Task details — Pictures in the data below are not part of the copy; transcribe everything else exactly.

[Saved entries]

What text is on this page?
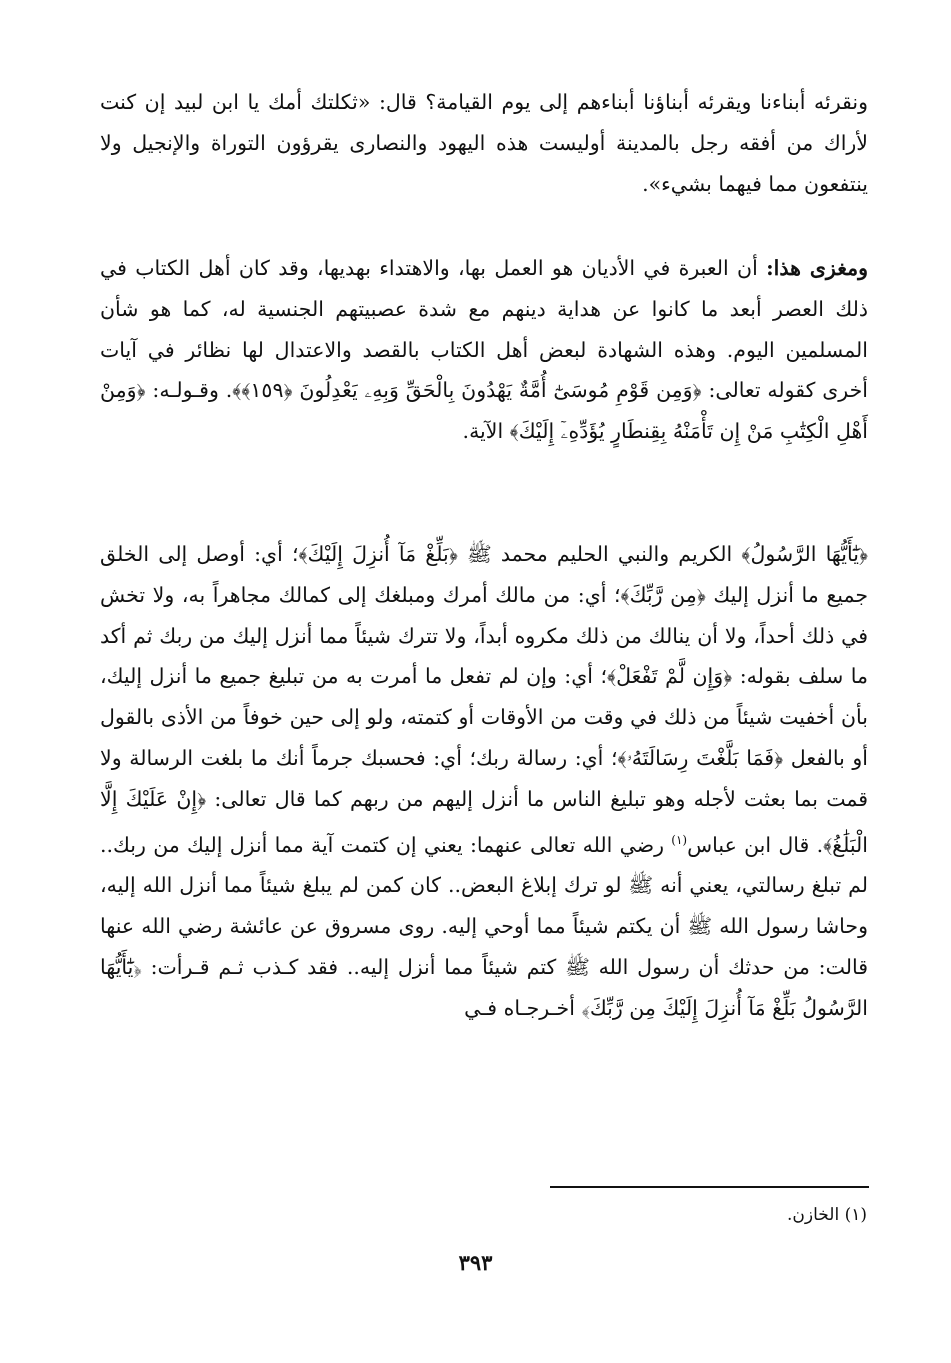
ونقرئه أبناءنا ويقرئه أبناؤنا أبناءهم إلى يوم القيامة؟ قال: «ثكلتك أمك يا ابن لبيد إن كنت لأراك من أفقه رجل بالمدينة أوليست هذه اليهود والنصارى يقرؤون التوراة والإنجيل ولا ينتفعون مما فيهما بشيء».

ومغزى هذا: أن العبرة في الأديان هو العمل بها، والاهتداء بهديها، وقد كان أهل الكتاب في ذلك العصر أبعد ما كانوا عن هداية دينهم مع شدة عصبيتهم الجنسية له، كما هو شأن المسلمين اليوم. وهذه الشهادة لبعض أهل الكتاب بالقصد والاعتدال لها نظائر في آيات أخرى كقوله تعالى: ﴿وَمِن قَوْمِ مُوسَىٰٓ أُمَّةٌ يَهْدُونَ بِالْحَقِّ وَبِهِۦ يَعْدِلُونَ ﴿١٥٩﴾﴾. وقـولـه: ﴿وَمِنْ أَهْلِ الْكِتَٰبِ مَنْ إِن تَأْمَنْهُ بِقِنطَارٍ يُؤَدِّهِۦٓ إِلَيْكَ﴾ الآية.

﴿يَٰٓأَيُّهَا الرَّسُولُ﴾ الكريم والنبي الحليم محمد ﷺ ﴿بَلِّغْ مَآ أُنزِلَ إِلَيْكَ﴾؛ أي: أوصل إلى الخلق جميع ما أنزل إليك ﴿مِن رَّبِّكَ﴾؛ أي: من مالك أمرك ومبلغك إلى كمالك مجاهراً به، ولا تخش في ذلك أحداً، ولا أن ينالك من ذلك مكروه أبداً، ولا تترك شيئاً مما أنزل إليك من ربك ثم أكد ما سلف بقوله: ﴿وَإِن لَّمْ تَفْعَلْ﴾؛ أي: وإن لم تفعل ما أمرت به من تبليغ جميع ما أنزل إليك، بأن أخفيت شيئاً من ذلك في وقت من الأوقات أو كتمته، ولو إلى حين خوفاً من الأذى بالقول أو بالفعل ﴿فَمَا بَلَّغْتَ رِسَالَتَهُۥ﴾؛ أي: رسالة ربك؛ أي: فحسبك جرماً أنك ما بلغت الرسالة ولا قمت بما بعثت لأجله وهو تبليغ الناس ما أنزل إليهم من ربهم كما قال تعالى: ﴿إِنْ عَلَيْكَ إِلَّا الْبَلَٰغُ﴾. قال ابن عباس$^{(١)}$ رضي الله تعالى عنهما: يعني إن كتمت آية مما أنزل إليك من ربك.. لم تبلغ رسالتي، يعني أنه ﷺ لو ترك إبلاغ البعض.. كان كمن لم يبلغ شيئاً مما أنزل الله إليه، وحاشا رسول الله ﷺ أن يكتم شيئاً مما أوحي إليه. روى مسروق عن عائشة رضي الله عنها قالت: من حدثك أن رسول الله ﷺ كتم شيئاً مما أنزل إليه.. فقد كـذب ثـم قـرأت: ﴿يَٰٓأَيُّهَا الرَّسُولُ بَلِّغْ مَآ أُنزِلَ إِلَيْكَ مِن رَّبِّكَ﴾ أخـرجـاه فـي

(١) الخازن.

٣٩٣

Output below —
What text is on this page?
ونقرئه أبناءنا ويقرئه أبناؤنا أبناءهم إلى يوم القيامة؟ قال: «ثكلتك أمك يا ابن لبيد إن كنت لأراك من أفقه رجل بالمدينة أوليست هذه اليهود والنصارى يقرؤون التوراة والإنجيل ولا ينتفعون مما فيهما بشيء».

ومغزى هذا: أن العبرة في الأديان هو العمل بها، والاهتداء بهديها، وقد كان أهل الكتاب في ذلك العصر أبعد ما كانوا عن هداية دينهم مع شدة عصبيتهم الجنسية له، كما هو شأن المسلمين اليوم. وهذه الشهادة لبعض أهل الكتاب بالقصد والاعتدال لها نظائر في آيات أخرى كقوله تعالى: ﴿وَمِن قَوْمِ مُوسَىٰٓ أُمَّةٌ يَهْدُونَ بِالْحَقِّ وَبِهِۦ يَعْدِلُونَ ﴿١٥٩﴾﴾. وقـولـه: ﴿وَمِنْ أَهْلِ الْكِتَٰبِ مَنْ إِن تَأْمَنْهُ بِقِنطَارٍ يُؤَدِّهِۦٓ إِلَيْكَ﴾ الآية.

﴿يَٰٓأَيُّهَا الرَّسُولُ﴾ الكريم والنبي الحليم محمد ﷺ ﴿بَلِّغْ مَآ أُنزِلَ إِلَيْكَ﴾؛ أي: أوصل إلى الخلق جميع ما أنزل إليك ﴿مِن رَّبِّكَ﴾؛ أي: من مالك أمرك ومبلغك إلى كمالك مجاهراً به، ولا تخش في ذلك أحداً، ولا أن ينالك من ذلك مكروه أبداً، ولا تترك شيئاً مما أنزل إليك من ربك ثم أكد ما سلف بقوله: ﴿وَإِن لَّمْ تَفْعَلْ﴾؛ أي: وإن لم تفعل ما أمرت به من تبليغ جميع ما أنزل إليك، بأن أخفيت شيئاً من ذلك في وقت من الأوقات أو كتمته، ولو إلى حين خوفاً من الأذى بالقول أو بالفعل ﴿فَمَا بَلَّغْتَ رِسَالَتَهُۥ﴾؛ أي: رسالة ربك؛ أي: فحسبك جرماً أنك ما بلغت الرسالة ولا قمت بما بعثت لأجله وهو تبليغ الناس ما أنزل إليهم من ربهم كما قال تعالى: ﴿إِنْ عَلَيْكَ إِلَّا الْبَلَٰغُ﴾. قال ابن عباس$^{(١)}$ رضي الله تعالى عنهما: يعني إن كتمت آية مما أنزل إليك من ربك.. لم تبلغ رسالتي، يعني أنه ﷺ لو ترك إبلاغ البعض.. كان كمن لم يبلغ شيئاً مما أنزل الله إليه، وحاشا رسول الله ﷺ أن يكتم شيئاً مما أوحي إليه. روى مسروق عن عائشة رضي الله عنها قالت: من حدثك أن رسول الله ﷺ كتم شيئاً مما أنزل إليه.. فقد كـذب ثـم قـرأت: ﴿يَٰٓأَيُّهَا الرَّسُولُ بَلِّغْ مَآ أُنزِلَ إِلَيْكَ مِن رَّبِّكَ﴾ أخـرجـاه فـي

(١) الخازن.

٣٩٣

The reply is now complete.